EXERCISE OBJECTIVE: The records should be repeated word for word, pictures excluded.

** BEGIN EXTRACTED ENTRIES **

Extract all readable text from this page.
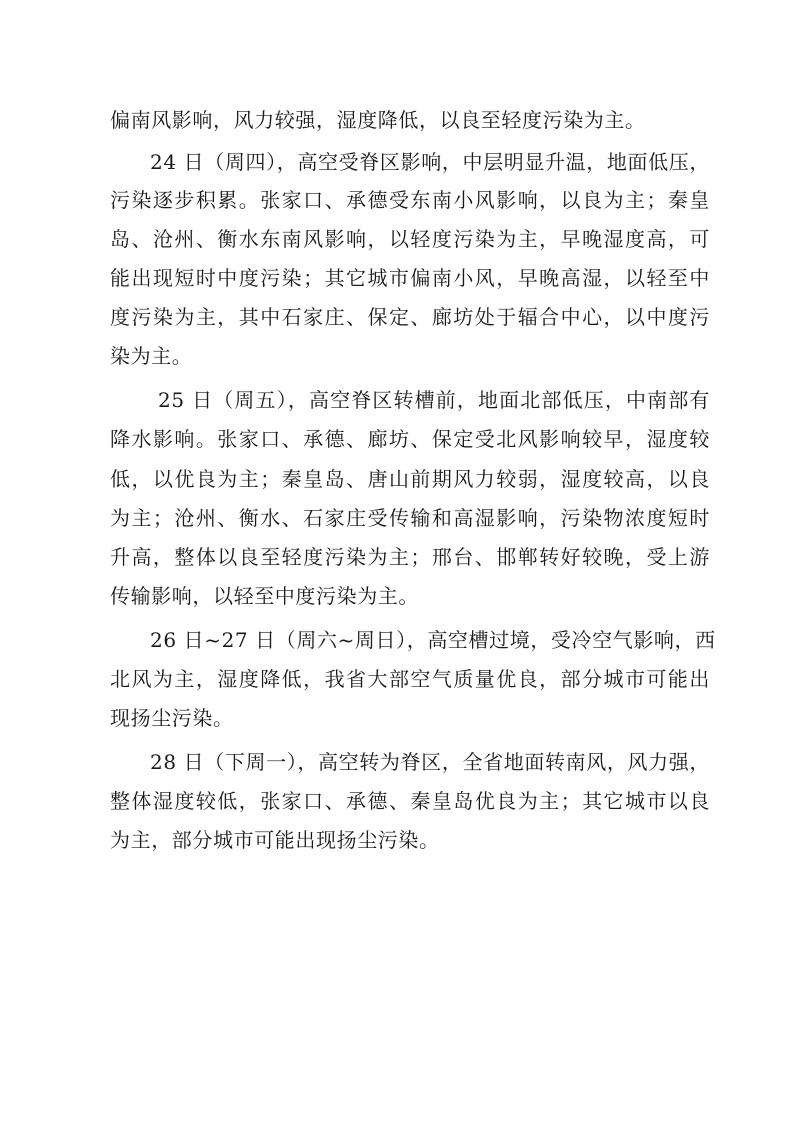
偏南风影响，风力较强，湿度降低，以良至轻度污染为主。
24 日（周四），高空受脊区影响，中层明显升温，地面低压，
污染逐步积累。张家口、承德受东南小风影响，以良为主；秦皇
岛、沧州、衡水东南风影响，以轻度污染为主，早晚湿度高，可
能出现短时中度污染；其它城市偏南小风，早晚高湿，以轻至中
度污染为主，其中石家庄、保定、廊坊处于辐合中心，以中度污
染为主。
25 日（周五），高空脊区转槽前，地面北部低压，中南部有
降水影响。张家口、承德、廊坊、保定受北风影响较早，湿度较
低，以优良为主；秦皇岛、唐山前期风力较弱，湿度较高，以良
为主；沧州、衡水、石家庄受传输和高湿影响，污染物浓度短时
升高，整体以良至轻度污染为主；邢台、邯郸转好较晚，受上游
传输影响，以轻至中度污染为主。
26 日~27 日（周六~周日），高空槽过境，受冷空气影响，西
北风为主，湿度降低，我省大部空气质量优良，部分城市可能出
现扬尘污染。
28 日（下周一），高空转为脊区，全省地面转南风，风力强，
整体湿度较低，张家口、承德、秦皇岛优良为主；其它城市以良
为主，部分城市可能出现扬尘污染。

** END EXTRACTED ENTRIES **

ANSWER TO THE TASK:
Extract all readable text from this page.
偏南风影响，风力较强，湿度降低，以良至轻度污染为主。
24 日（周四），高空受脊区影响，中层明显升温，地面低压，
污染逐步积累。张家口、承德受东南小风影响，以良为主；秦皇
岛、沧州、衡水东南风影响，以轻度污染为主，早晚湿度高，可
能出现短时中度污染；其它城市偏南小风，早晚高湿，以轻至中
度污染为主，其中石家庄、保定、廊坊处于辐合中心，以中度污
染为主。
25 日（周五），高空脊区转槽前，地面北部低压，中南部有
降水影响。张家口、承德、廊坊、保定受北风影响较早，湿度较
低，以优良为主；秦皇岛、唐山前期风力较弱，湿度较高，以良
为主；沧州、衡水、石家庄受传输和高湿影响，污染物浓度短时
升高，整体以良至轻度污染为主；邢台、邯郸转好较晚，受上游
传输影响，以轻至中度污染为主。
26 日~27 日（周六~周日），高空槽过境，受冷空气影响，西
北风为主，湿度降低，我省大部空气质量优良，部分城市可能出
现扬尘污染。
28 日（下周一），高空转为脊区，全省地面转南风，风力强，
整体湿度较低，张家口、承德、秦皇岛优良为主；其它城市以良
为主，部分城市可能出现扬尘污染。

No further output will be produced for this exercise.